- Short exercise a -
Can you output, with no changes, everything in the data listing from its first line down to the line containing "- tweet-meta: 32", including both of those lines?

- Document text -

▼▼▼

Re: Multiple search criteria with ranges

Posted by Dean Landolt <de...@deanlandolt.com>.
On Mon, Dec 15, 2008 at 12:08 PM, ara.t.howard <ar...@gmail.com>wrote:

>
> On Dec 14, 2008, at 10:06 AM, Dan Woolley wrote:
>
>  I'm researching Couchdb for a project dealing with real estate listing
>> data.  I'm very interested in Couchdb because the schema less nature,
>> RESTful interface, and potential off-line usage with syncing fit my problem
>> very well.  I've been able to do some prototyping and search on ranges for a
>> single field very successfully.  I'm having trouble wrapping my mind around
>> views for a popular use case in real estate, which is a query like:
>>
>> Price = 350000-400000
>> Beds = 4-5
>> Baths = 2-3
>>
>> Any single range above is trivial, but what is the best model for handling
>> this AND scenario with views?  The only thing I've been able to come up with
>> is three views returning doc id's - which should be very fast - with an
>> array intersection calculation on the client side.  Although I haven't tried
>> it yet, that client side calculation worries me with a potential document
>> with 1M records - the client would potentially be dealing with calculating
>> the intersection of multiple 100K element arrays.  Is that a realistic
>> calculation?
>>
>> Please tell me there is a better model for dealing with this type of
>> scenario - or that this use case is not well suited for Couchdb at this time
>> and I should move along.

▲▲▲

- Data listing -

▼▼▼

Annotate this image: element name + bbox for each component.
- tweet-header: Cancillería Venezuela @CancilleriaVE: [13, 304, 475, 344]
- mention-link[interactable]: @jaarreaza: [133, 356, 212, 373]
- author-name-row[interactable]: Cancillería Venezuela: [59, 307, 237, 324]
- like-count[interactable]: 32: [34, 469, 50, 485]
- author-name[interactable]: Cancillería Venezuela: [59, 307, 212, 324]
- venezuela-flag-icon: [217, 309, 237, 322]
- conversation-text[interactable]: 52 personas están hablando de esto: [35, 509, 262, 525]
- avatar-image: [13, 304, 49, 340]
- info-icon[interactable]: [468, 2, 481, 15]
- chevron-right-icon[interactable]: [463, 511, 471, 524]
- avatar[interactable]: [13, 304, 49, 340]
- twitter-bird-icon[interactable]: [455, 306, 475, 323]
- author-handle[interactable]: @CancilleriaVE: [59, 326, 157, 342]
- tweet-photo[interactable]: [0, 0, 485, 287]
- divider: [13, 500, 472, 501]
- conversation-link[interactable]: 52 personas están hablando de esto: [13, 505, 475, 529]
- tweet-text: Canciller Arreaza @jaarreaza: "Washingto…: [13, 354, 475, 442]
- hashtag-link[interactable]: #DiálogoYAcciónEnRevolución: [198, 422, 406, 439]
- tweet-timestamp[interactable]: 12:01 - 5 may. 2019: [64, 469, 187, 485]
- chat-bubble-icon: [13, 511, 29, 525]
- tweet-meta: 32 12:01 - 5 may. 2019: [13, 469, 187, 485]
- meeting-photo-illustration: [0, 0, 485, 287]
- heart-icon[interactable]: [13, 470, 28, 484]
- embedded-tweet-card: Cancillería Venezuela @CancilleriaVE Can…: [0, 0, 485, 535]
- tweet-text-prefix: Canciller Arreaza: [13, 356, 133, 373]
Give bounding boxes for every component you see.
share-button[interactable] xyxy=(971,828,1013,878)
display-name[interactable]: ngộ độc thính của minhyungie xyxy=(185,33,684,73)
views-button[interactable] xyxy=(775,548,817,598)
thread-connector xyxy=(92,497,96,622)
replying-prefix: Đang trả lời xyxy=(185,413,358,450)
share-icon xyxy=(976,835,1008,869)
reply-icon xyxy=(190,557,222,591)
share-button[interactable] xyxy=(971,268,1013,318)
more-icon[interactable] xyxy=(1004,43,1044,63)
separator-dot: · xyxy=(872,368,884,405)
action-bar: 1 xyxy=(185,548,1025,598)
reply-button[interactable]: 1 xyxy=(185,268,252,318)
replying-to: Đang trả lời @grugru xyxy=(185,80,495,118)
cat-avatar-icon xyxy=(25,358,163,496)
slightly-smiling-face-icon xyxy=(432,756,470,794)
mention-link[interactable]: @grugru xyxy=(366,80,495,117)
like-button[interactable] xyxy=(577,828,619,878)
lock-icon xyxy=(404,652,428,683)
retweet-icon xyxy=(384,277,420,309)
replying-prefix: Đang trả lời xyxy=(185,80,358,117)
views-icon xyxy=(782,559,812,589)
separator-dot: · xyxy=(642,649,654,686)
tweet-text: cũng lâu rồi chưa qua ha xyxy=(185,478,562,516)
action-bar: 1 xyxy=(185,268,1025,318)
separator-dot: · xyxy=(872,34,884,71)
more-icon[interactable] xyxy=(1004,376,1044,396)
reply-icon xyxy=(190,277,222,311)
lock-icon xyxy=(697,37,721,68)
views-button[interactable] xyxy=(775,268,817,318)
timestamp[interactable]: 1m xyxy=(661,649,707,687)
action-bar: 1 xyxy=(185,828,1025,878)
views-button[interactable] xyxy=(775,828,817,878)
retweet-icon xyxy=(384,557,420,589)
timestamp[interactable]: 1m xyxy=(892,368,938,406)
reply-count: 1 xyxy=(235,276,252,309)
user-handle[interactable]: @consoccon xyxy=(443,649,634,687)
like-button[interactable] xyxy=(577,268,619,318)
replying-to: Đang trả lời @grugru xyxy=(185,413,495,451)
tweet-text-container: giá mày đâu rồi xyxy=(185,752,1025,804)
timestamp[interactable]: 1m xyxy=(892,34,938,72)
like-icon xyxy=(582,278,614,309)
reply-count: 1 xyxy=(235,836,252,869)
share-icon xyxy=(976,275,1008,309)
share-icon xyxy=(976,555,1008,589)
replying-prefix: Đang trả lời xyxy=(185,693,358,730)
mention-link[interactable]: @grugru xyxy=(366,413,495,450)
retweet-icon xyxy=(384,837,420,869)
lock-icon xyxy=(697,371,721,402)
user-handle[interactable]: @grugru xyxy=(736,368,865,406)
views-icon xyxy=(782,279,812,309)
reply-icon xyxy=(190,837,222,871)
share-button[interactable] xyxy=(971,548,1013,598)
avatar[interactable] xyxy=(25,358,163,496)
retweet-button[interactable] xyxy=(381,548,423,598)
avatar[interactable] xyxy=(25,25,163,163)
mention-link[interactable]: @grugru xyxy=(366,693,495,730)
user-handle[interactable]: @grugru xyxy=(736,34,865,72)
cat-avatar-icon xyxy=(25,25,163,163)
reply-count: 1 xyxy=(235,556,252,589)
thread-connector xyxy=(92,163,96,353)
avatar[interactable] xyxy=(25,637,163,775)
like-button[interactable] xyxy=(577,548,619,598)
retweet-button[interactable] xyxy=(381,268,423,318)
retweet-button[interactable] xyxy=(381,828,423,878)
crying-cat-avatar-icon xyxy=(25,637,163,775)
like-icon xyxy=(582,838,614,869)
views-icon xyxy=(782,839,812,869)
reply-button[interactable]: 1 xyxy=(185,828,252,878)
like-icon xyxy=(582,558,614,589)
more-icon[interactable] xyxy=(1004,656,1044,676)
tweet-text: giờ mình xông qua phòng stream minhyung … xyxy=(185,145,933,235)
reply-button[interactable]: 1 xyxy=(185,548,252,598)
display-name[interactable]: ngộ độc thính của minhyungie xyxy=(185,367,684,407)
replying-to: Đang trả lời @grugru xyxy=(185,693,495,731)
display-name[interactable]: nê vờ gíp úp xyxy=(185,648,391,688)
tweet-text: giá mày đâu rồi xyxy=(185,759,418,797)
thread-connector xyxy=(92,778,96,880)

▲▲▲

- Short exercise b -
Can you go on with the mailing-list post about multi-range queries in CouchDB, starting right after its last sentence?

- Reply a -
Annotate this image: element name + bbox for each component.
- tweet-header: Cancillería Venezuela @CancilleriaVE: [13, 304, 475, 344]
- mention-link[interactable]: @jaarreaza: [133, 356, 212, 373]
- author-name-row[interactable]: Cancillería Venezuela: [59, 307, 237, 324]
- like-count[interactable]: 32: [34, 469, 50, 485]
- author-name[interactable]: Cancillería Venezuela: [59, 307, 212, 324]
- venezuela-flag-icon: [217, 309, 237, 322]
- conversation-text[interactable]: 52 personas están hablando de esto: [35, 509, 262, 525]
- avatar-image: [13, 304, 49, 340]
- info-icon[interactable]: [468, 2, 481, 15]
- chevron-right-icon[interactable]: [463, 511, 471, 524]
- avatar[interactable]: [13, 304, 49, 340]
- twitter-bird-icon[interactable]: [455, 306, 475, 323]
- author-handle[interactable]: @CancilleriaVE: [59, 326, 157, 342]
- tweet-photo[interactable]: [0, 0, 485, 287]
- divider: [13, 500, 472, 501]
- conversation-link[interactable]: 52 personas están hablando de esto: [13, 505, 475, 529]
- tweet-text: Canciller Arreaza @jaarreaza: "Washingto…: [13, 354, 475, 442]
- hashtag-link[interactable]: #DiálogoYAcciónEnRevolución: [198, 422, 406, 439]
- tweet-timestamp[interactable]: 12:01 - 5 may. 2019: [64, 469, 187, 485]
- chat-bubble-icon: [13, 511, 29, 525]
- tweet-meta: 32 12:01 - 5 may. 2019: [13, 469, 187, 485]

- Reply b -
>>
>
> using ruby or js i can compute the intersection of two 100k arrays in about
> 10/th a sec, for example with this code
>
>
>
> a=Array.new(100_000).map{ rand }
> b=Array.new(100_000).map{ rand }
>
> start_time=Time.now.to_f
>
> intersection = b | a
>
> end_time=Time.now.to_f
>
> puts(end_time - start_time)  #=> 0.197230815887451
>
>
> and that's on my laptop which isn't too quick using ruby which also isn't
> too quick.
>
>
> i guess to me it's seems like keeping an index of each attribute to search
> by and doing refinements is going to plenty fast, offload cpu cycles to the
> client, and keep the code orthogonal and easy to understand - you have one
> index per field, period.
>
> in addition it seems like are always going to have a natural first criteria
> and that you might be able to use startkey_docid/endkey_docid to limit the
> result set of the second and third queries to smaller and smaller ranges of
> ids (in the normal case).
>
> cheers.


I don't think it's the actual intersection that kills, but the downloading
and json parsing of what would be megabytes of data (just the docids alone
for 200k docs would be quite a few mb).

Re: Multiple search criteria with ranges

Posted by "ara.t.howard" <ar...@gmail.com>.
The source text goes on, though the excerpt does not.